** start INPUT RECORDS **

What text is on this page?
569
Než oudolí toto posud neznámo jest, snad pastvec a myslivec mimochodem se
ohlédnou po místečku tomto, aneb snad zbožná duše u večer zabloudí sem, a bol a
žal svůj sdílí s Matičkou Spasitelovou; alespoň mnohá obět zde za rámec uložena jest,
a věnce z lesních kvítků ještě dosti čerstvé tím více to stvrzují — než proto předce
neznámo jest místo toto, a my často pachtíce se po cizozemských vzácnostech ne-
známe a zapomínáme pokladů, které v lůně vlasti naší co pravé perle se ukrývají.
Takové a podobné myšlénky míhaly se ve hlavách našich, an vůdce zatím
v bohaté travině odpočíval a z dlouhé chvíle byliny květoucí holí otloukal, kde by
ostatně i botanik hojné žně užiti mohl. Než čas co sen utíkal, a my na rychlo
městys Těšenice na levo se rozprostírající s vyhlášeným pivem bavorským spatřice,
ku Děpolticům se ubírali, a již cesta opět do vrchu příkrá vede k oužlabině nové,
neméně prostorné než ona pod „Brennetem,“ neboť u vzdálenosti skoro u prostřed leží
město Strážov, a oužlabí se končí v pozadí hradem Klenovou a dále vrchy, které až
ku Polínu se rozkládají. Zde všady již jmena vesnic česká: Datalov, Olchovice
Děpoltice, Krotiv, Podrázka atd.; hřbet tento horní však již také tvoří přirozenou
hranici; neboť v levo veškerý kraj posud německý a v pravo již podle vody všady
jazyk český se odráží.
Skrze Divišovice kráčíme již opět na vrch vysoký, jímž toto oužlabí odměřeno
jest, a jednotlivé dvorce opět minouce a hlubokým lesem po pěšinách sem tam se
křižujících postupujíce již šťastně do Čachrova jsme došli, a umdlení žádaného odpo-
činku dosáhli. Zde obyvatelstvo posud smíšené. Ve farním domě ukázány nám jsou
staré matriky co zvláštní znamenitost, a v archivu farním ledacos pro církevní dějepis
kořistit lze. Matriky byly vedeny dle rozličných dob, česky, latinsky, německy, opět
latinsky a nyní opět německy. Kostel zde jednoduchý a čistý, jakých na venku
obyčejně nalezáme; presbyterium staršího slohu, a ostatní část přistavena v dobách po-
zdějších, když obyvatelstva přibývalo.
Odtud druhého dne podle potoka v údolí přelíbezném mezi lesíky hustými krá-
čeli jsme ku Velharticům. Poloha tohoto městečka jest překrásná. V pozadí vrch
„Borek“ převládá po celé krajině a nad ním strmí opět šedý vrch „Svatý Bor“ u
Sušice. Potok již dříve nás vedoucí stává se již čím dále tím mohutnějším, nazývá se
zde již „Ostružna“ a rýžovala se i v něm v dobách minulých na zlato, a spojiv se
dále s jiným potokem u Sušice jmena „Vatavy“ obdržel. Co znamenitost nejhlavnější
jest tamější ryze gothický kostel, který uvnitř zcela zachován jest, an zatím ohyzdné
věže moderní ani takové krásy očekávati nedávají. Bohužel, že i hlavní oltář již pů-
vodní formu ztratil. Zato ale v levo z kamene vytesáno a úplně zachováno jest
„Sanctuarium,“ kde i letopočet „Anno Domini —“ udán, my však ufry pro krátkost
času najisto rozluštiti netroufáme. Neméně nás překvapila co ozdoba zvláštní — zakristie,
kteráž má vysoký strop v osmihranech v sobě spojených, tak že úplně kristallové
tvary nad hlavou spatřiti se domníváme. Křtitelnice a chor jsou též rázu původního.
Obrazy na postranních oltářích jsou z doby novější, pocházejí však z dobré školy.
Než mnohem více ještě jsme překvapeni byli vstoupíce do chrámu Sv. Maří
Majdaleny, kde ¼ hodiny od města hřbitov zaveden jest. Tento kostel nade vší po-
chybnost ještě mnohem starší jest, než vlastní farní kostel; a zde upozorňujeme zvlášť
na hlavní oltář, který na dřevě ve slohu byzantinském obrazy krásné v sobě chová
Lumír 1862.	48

** end INPUT RECORDS **

#### YOUR OBJECTIVE
Reproduce all of the records exactly.

#### TASK RESULT
What text is on this page?
569
Než oudolí toto posud neznámo jest, snad pastvec a myslivec mimochodem se
ohlédnou po místečku tomto, aneb snad zbožná duše u večer zabloudí sem, a bol a
žal svůj sdílí s Matičkou Spasitelovou; alespoň mnohá obět zde za rámec uložena jest,
a věnce z lesních kvítků ještě dosti čerstvé tím více to stvrzují — než proto předce
neznámo jest místo toto, a my často pachtíce se po cizozemských vzácnostech ne-
známe a zapomínáme pokladů, které v lůně vlasti naší co pravé perle se ukrývají.
Takové a podobné myšlénky míhaly se ve hlavách našich, an vůdce zatím
v bohaté travině odpočíval a z dlouhé chvíle byliny květoucí holí otloukal, kde by
ostatně i botanik hojné žně užiti mohl. Než čas co sen utíkal, a my na rychlo
městys Těšenice na levo se rozprostírající s vyhlášeným pivem bavorským spatřice,
ku Děpolticům se ubírali, a již cesta opět do vrchu příkrá vede k oužlabině nové,
neméně prostorné než ona pod „Brennetem,“ neboť u vzdálenosti skoro u prostřed leží
město Strážov, a oužlabí se končí v pozadí hradem Klenovou a dále vrchy, které až
ku Polínu se rozkládají. Zde všady již jmena vesnic česká: Datalov, Olchovice
Děpoltice, Krotiv, Podrázka atd.; hřbet tento horní však již také tvoří přirozenou
hranici; neboť v levo veškerý kraj posud německý a v pravo již podle vody všady
jazyk český se odráží.
Skrze Divišovice kráčíme již opět na vrch vysoký, jímž toto oužlabí odměřeno
jest, a jednotlivé dvorce opět minouce a hlubokým lesem po pěšinách sem tam se
křižujících postupujíce již šťastně do Čachrova jsme došli, a umdlení žádaného odpo-
činku dosáhli. Zde obyvatelstvo posud smíšené. Ve farním domě ukázány nám jsou
staré matriky co zvláštní znamenitost, a v archivu farním ledacos pro církevní dějepis
kořistit lze. Matriky byly vedeny dle rozličných dob, česky, latinsky, německy, opět
latinsky a nyní opět německy. Kostel zde jednoduchý a čistý, jakých na venku
obyčejně nalezáme; presbyterium staršího slohu, a ostatní část přistavena v dobách po-
zdějších, když obyvatelstva přibývalo.
Odtud druhého dne podle potoka v údolí přelíbezném mezi lesíky hustými krá-
čeli jsme ku Velharticům. Poloha tohoto městečka jest překrásná. V pozadí vrch
„Borek“ převládá po celé krajině a nad ním strmí opět šedý vrch „Svatý Bor“ u
Sušice. Potok již dříve nás vedoucí stává se již čím dále tím mohutnějším, nazývá se
zde již „Ostružna“ a rýžovala se i v něm v dobách minulých na zlato, a spojiv se
dále s jiným potokem u Sušice jmena „Vatavy“ obdržel. Co znamenitost nejhlavnější
jest tamější ryze gothický kostel, který uvnitř zcela zachován jest, an zatím ohyzdné
věže moderní ani takové krásy očekávati nedávají. Bohužel, že i hlavní oltář již pů-
vodní formu ztratil. Zato ale v levo z kamene vytesáno a úplně zachováno jest
„Sanctuarium,“ kde i letopočet „Anno Domini —“ udán, my však ufry pro krátkost
času najisto rozluštiti netroufáme. Neméně nás překvapila co ozdoba zvláštní — zakristie,
kteráž má vysoký strop v osmihranech v sobě spojených, tak že úplně kristallové
tvary nad hlavou spatřiti se domníváme. Křtitelnice a chor jsou též rázu původního.
Obrazy na postranních oltářích jsou z doby novější, pocházejí však z dobré školy.
Než mnohem více ještě jsme překvapeni byli vstoupíce do chrámu Sv. Maří
Majdaleny, kde ¼ hodiny od města hřbitov zaveden jest. Tento kostel nade vší po-
chybnost ještě mnohem starší jest, než vlastní farní kostel; a zde upozorňujeme zvlášť
na hlavní oltář, který na dřevě ve slohu byzantinském obrazy krásné v sobě chová
Lumír 1862.	48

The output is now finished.